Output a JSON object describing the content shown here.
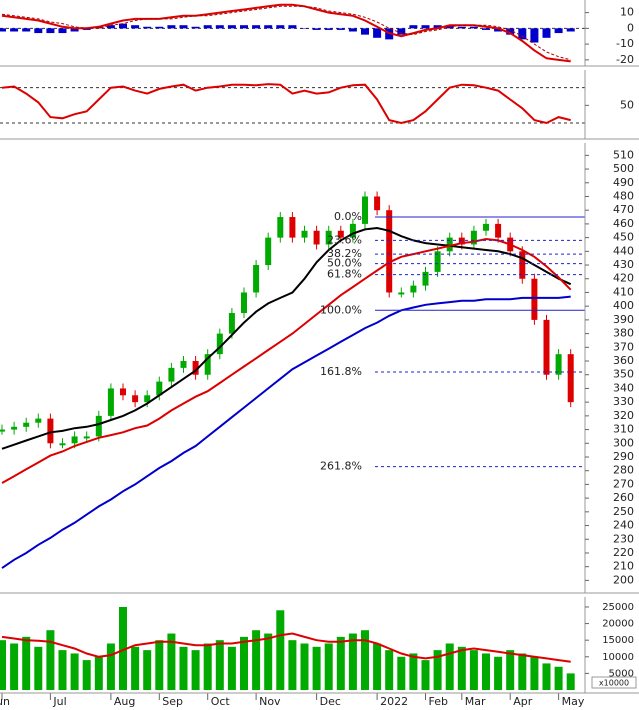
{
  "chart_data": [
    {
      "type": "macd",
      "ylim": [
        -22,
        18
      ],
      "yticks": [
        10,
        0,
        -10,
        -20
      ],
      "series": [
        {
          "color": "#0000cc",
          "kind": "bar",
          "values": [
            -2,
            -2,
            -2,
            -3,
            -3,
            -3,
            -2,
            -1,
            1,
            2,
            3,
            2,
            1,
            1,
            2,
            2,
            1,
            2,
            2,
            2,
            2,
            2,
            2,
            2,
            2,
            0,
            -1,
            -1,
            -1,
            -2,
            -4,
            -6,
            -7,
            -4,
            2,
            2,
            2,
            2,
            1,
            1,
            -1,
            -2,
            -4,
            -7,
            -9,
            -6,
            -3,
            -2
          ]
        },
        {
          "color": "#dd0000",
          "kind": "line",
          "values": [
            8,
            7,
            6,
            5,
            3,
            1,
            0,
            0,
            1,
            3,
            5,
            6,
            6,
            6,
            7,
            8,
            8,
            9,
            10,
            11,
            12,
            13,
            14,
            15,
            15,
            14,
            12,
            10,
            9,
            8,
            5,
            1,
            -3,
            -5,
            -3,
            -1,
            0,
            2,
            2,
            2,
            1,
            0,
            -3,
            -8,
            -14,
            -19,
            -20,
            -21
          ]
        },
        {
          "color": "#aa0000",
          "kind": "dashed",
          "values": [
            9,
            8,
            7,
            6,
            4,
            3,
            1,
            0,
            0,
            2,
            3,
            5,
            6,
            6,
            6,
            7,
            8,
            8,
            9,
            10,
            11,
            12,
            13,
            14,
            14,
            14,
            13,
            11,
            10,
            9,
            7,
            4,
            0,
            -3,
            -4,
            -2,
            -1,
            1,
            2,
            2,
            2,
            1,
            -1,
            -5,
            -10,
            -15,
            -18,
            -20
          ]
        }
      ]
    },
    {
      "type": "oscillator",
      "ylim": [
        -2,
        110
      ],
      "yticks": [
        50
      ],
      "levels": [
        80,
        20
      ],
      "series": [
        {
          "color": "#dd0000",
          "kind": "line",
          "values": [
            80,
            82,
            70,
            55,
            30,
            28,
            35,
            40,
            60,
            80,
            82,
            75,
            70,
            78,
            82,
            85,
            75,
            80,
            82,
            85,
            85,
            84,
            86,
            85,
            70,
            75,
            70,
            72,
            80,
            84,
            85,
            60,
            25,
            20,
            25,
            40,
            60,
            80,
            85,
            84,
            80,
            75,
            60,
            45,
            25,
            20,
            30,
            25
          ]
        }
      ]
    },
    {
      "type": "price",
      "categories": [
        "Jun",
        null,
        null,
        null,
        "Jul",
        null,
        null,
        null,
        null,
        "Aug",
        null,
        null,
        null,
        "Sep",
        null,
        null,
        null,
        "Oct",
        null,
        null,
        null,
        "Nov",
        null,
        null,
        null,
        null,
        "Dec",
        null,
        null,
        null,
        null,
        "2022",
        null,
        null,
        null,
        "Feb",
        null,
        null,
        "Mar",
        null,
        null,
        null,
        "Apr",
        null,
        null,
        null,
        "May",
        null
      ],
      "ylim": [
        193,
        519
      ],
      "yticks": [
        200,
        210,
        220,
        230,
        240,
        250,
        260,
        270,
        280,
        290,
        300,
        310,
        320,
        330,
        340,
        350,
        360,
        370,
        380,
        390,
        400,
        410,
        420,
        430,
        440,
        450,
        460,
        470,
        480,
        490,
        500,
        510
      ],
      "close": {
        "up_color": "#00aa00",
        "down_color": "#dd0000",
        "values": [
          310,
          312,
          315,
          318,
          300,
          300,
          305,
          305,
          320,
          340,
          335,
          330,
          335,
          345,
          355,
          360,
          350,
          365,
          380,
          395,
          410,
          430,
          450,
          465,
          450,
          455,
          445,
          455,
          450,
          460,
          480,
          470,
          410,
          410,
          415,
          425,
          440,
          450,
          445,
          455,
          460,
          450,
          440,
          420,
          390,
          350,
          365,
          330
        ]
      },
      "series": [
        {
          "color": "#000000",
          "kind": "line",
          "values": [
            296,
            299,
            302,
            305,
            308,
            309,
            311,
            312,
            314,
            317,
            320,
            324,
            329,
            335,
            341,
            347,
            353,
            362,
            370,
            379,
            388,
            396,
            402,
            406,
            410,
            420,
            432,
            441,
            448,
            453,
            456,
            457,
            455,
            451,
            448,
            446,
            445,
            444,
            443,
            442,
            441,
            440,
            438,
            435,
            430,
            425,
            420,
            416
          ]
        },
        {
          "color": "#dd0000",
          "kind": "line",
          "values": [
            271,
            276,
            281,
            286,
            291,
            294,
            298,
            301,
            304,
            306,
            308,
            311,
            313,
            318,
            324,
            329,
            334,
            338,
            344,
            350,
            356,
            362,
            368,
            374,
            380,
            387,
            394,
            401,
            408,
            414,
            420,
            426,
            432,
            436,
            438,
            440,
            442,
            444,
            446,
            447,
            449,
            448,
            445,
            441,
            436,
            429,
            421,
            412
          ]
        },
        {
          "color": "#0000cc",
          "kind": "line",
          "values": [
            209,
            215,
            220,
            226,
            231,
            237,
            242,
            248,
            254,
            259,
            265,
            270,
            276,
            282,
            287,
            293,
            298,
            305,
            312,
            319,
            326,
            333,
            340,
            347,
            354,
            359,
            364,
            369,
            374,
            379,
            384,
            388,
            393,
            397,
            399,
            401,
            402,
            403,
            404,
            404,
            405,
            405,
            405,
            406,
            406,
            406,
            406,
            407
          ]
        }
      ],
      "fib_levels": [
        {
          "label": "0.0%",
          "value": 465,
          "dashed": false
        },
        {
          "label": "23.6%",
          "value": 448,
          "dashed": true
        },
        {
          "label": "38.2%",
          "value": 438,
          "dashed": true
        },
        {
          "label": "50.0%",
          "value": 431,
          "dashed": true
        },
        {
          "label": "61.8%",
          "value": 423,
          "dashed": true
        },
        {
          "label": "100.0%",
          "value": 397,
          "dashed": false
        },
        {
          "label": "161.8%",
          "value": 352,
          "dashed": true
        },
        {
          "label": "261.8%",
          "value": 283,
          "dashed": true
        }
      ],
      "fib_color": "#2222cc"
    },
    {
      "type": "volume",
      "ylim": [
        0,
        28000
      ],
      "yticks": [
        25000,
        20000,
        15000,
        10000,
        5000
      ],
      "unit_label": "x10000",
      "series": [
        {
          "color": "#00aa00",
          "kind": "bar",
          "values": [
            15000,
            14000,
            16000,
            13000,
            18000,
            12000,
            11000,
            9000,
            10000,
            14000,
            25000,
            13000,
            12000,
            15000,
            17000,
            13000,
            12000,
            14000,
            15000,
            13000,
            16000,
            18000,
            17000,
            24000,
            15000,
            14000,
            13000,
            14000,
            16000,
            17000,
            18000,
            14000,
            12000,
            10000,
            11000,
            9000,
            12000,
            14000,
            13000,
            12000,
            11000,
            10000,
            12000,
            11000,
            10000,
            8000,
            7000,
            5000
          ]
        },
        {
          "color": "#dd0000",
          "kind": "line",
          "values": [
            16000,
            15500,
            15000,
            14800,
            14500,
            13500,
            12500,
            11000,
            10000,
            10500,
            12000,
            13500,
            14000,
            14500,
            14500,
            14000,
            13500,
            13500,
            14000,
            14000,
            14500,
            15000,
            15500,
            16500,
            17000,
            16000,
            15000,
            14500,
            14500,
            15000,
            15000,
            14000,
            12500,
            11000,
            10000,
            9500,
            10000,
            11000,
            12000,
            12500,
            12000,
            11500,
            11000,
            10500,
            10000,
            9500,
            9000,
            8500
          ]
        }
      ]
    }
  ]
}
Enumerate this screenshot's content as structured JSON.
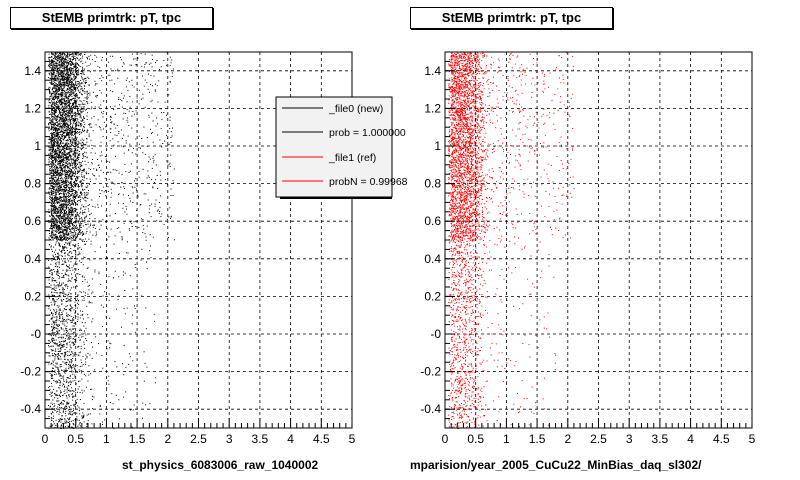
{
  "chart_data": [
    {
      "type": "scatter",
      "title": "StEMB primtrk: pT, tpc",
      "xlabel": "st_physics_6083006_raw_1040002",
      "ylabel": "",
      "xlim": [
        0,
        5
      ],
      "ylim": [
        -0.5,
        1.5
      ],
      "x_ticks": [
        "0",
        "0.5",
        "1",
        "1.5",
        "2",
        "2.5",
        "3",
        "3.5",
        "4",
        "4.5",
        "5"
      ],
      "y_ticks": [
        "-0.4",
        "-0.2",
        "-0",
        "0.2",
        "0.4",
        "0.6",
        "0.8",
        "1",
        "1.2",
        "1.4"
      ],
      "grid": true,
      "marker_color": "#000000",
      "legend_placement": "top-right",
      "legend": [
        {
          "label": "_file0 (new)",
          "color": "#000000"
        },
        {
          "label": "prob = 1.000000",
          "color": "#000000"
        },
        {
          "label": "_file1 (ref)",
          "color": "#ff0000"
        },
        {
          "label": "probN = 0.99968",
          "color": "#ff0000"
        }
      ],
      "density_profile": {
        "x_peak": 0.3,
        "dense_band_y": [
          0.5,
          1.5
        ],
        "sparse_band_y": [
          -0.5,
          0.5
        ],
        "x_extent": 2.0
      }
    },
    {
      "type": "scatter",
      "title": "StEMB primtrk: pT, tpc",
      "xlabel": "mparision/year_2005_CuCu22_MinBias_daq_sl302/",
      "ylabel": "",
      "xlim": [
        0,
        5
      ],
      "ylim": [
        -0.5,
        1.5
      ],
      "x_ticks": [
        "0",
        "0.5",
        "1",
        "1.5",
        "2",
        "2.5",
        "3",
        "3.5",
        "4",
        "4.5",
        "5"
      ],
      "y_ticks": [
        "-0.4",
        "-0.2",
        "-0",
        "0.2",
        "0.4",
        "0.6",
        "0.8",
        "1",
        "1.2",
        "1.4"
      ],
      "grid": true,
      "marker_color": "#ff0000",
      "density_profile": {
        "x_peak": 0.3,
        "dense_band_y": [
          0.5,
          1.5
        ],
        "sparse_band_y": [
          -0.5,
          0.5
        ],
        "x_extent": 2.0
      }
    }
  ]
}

■ Requirement ■
Identify and copy the lines holding the word "JSON".

■ Worked answer ■
Output a JSON object describing the content shown here.
Enumerate this screenshot's content as structured JSON.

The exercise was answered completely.